Written exercise – Could you print every record below exactly as it appears?

*** Records supplied

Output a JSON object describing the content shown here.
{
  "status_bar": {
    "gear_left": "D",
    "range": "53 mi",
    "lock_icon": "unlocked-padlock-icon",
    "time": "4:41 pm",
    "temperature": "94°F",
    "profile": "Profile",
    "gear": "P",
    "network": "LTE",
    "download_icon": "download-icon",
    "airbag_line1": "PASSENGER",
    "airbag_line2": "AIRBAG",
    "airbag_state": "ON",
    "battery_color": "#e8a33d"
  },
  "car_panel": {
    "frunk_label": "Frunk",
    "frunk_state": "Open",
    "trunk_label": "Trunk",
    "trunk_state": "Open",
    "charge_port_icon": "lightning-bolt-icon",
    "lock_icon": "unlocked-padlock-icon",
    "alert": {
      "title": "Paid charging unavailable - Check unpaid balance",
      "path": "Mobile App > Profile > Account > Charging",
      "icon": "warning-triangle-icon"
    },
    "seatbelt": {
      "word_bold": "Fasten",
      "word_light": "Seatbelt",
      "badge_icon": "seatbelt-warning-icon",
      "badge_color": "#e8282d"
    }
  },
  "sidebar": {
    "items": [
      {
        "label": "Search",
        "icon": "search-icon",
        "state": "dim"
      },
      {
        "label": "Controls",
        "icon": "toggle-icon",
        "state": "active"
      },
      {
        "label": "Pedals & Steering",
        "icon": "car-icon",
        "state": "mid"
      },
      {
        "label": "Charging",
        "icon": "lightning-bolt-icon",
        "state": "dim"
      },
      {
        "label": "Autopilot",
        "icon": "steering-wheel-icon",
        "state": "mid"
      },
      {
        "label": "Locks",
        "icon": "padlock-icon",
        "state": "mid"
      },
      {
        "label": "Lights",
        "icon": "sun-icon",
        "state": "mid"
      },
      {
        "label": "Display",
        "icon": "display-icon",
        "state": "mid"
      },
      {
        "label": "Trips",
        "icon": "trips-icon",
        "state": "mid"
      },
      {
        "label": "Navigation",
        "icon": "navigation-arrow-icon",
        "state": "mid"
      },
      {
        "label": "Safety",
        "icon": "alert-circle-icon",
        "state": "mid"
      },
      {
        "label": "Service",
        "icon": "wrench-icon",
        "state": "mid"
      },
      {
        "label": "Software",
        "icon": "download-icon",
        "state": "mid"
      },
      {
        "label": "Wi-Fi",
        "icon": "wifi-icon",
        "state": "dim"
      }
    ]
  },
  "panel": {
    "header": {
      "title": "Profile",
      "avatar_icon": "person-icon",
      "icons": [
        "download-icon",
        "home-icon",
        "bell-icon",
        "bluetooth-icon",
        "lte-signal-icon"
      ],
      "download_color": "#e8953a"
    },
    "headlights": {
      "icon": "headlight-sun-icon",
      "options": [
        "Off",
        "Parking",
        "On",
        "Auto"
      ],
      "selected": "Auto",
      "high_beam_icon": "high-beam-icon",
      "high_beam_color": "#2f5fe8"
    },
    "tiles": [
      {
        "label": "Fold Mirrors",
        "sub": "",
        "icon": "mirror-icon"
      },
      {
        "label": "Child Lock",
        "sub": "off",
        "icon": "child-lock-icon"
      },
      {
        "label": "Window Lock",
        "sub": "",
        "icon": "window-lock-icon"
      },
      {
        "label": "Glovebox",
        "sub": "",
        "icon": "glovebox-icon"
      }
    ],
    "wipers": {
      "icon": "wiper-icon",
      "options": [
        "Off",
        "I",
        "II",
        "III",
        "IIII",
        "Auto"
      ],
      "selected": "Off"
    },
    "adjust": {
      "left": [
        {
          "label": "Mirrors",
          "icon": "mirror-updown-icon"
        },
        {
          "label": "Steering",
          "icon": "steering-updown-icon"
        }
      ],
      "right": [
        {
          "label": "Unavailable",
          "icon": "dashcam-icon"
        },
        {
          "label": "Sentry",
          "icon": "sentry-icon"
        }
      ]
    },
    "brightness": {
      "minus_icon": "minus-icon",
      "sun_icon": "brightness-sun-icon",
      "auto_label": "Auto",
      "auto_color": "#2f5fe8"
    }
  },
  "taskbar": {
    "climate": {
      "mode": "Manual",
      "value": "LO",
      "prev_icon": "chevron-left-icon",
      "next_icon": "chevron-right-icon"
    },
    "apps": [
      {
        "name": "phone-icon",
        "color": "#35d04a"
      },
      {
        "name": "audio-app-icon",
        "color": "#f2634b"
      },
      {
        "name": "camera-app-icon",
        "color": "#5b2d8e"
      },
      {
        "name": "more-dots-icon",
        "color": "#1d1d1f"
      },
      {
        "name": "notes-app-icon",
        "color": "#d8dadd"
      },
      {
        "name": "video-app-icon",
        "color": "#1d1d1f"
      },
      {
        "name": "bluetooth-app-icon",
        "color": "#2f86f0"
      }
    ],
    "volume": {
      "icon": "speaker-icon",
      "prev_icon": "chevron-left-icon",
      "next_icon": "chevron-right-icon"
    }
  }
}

******

Result below –
Output a JSON object describing the content shown here.
{
  "status_bar": {
    "gear_left": "D",
    "range": "53 mi",
    "lock_icon": "unlocked-padlock-icon",
    "time": "4:41 pm",
    "temperature": "94°F",
    "profile": "Profile",
    "gear": "P",
    "network": "LTE",
    "download_icon": "download-icon",
    "airbag_line1": "PASSENGER",
    "airbag_line2": "AIRBAG",
    "airbag_state": "ON",
    "battery_color": "#e8a33d"
  },
  "car_panel": {
    "frunk_label": "Frunk",
    "frunk_state": "Open",
    "trunk_label": "Trunk",
    "trunk_state": "Open",
    "charge_port_icon": "lightning-bolt-icon",
    "lock_icon": "unlocked-padlock-icon",
    "alert": {
      "title": "Paid charging unavailable - Check unpaid balance",
      "path": "Mobile App > Profile > Account > Charging",
      "icon": "warning-triangle-icon"
    },
    "seatbelt": {
      "word_bold": "Fasten",
      "word_light": "Seatbelt",
      "badge_icon": "seatbelt-warning-icon",
      "badge_color": "#e8282d"
    }
  },
  "sidebar": {
    "items": [
      {
        "label": "Search",
        "icon": "search-icon",
        "state": "dim"
      },
      {
        "label": "Controls",
        "icon": "toggle-icon",
        "state": "active"
      },
      {
        "label": "Pedals & Steering",
        "icon": "car-icon",
        "state": "mid"
      },
      {
        "label": "Charging",
        "icon": "lightning-bolt-icon",
        "state": "dim"
      },
      {
        "label": "Autopilot",
        "icon": "steering-wheel-icon",
        "state": "mid"
      },
      {
        "label": "Locks",
        "icon": "padlock-icon",
        "state": "mid"
      },
      {
        "label": "Lights",
        "icon": "sun-icon",
        "state": "mid"
      },
      {
        "label": "Display",
        "icon": "display-icon",
        "state": "mid"
      },
      {
        "label": "Trips",
        "icon": "trips-icon",
        "state": "mid"
      },
      {
        "label": "Navigation",
        "icon": "navigation-arrow-icon",
        "state": "mid"
      },
      {
        "label": "Safety",
        "icon": "alert-circle-icon",
        "state": "mid"
      },
      {
        "label": "Service",
        "icon": "wrench-icon",
        "state": "mid"
      },
      {
        "label": "Software",
        "icon": "download-icon",
        "state": "mid"
      },
      {
        "label": "Wi-Fi",
        "icon": "wifi-icon",
        "state": "dim"
      }
    ]
  },
  "panel": {
    "header": {
      "title": "Profile",
      "avatar_icon": "person-icon",
      "icons": [
        "download-icon",
        "home-icon",
        "bell-icon",
        "bluetooth-icon",
        "lte-signal-icon"
      ],
      "download_color": "#e8953a"
    },
    "headlights": {
      "icon": "headlight-sun-icon",
      "options": [
        "Off",
        "Parking",
        "On",
        "Auto"
      ],
      "selected": "Auto",
      "high_beam_icon": "high-beam-icon",
      "high_beam_color": "#2f5fe8"
    },
    "tiles": [
      {
        "label": "Fold Mirrors",
        "sub": "",
        "icon": "mirror-icon"
      },
      {
        "label": "Child Lock",
        "sub": "off",
        "icon": "child-lock-icon"
      },
      {
        "label": "Window Lock",
        "sub": "",
        "icon": "window-lock-icon"
      },
      {
        "label": "Glovebox",
        "sub": "",
        "icon": "glovebox-icon"
      }
    ],
    "wipers": {
      "icon": "wiper-icon",
      "options": [
        "Off",
        "I",
        "II",
        "III",
        "IIII",
        "Auto"
      ],
      "selected": "Off"
    },
    "adjust": {
      "left": [
        {
          "label": "Mirrors",
          "icon": "mirror-updown-icon"
        },
        {
          "label": "Steering",
          "icon": "steering-updown-icon"
        }
      ],
      "right": [
        {
          "label": "Unavailable",
          "icon": "dashcam-icon"
        },
        {
          "label": "Sentry",
          "icon": "sentry-icon"
        }
      ]
    },
    "brightness": {
      "minus_icon": "minus-icon",
      "sun_icon": "brightness-sun-icon",
      "auto_label": "Auto",
      "auto_color": "#2f5fe8"
    }
  },
  "taskbar": {
    "climate": {
      "mode": "Manual",
      "value": "LO",
      "prev_icon": "chevron-left-icon",
      "next_icon": "chevron-right-icon"
    },
    "apps": [
      {
        "name": "phone-icon",
        "color": "#35d04a"
      },
      {
        "name": "audio-app-icon",
        "color": "#f2634b"
      },
      {
        "name": "camera-app-icon",
        "color": "#5b2d8e"
      },
      {
        "name": "more-dots-icon",
        "color": "#1d1d1f"
      },
      {
        "name": "notes-app-icon",
        "color": "#d8dadd"
      },
      {
        "name": "video-app-icon",
        "color": "#1d1d1f"
      },
      {
        "name": "bluetooth-app-icon",
        "color": "#2f86f0"
      }
    ],
    "volume": {
      "icon": "speaker-icon",
      "prev_icon": "chevron-left-icon",
      "next_icon": "chevron-right-icon"
    }
  }
}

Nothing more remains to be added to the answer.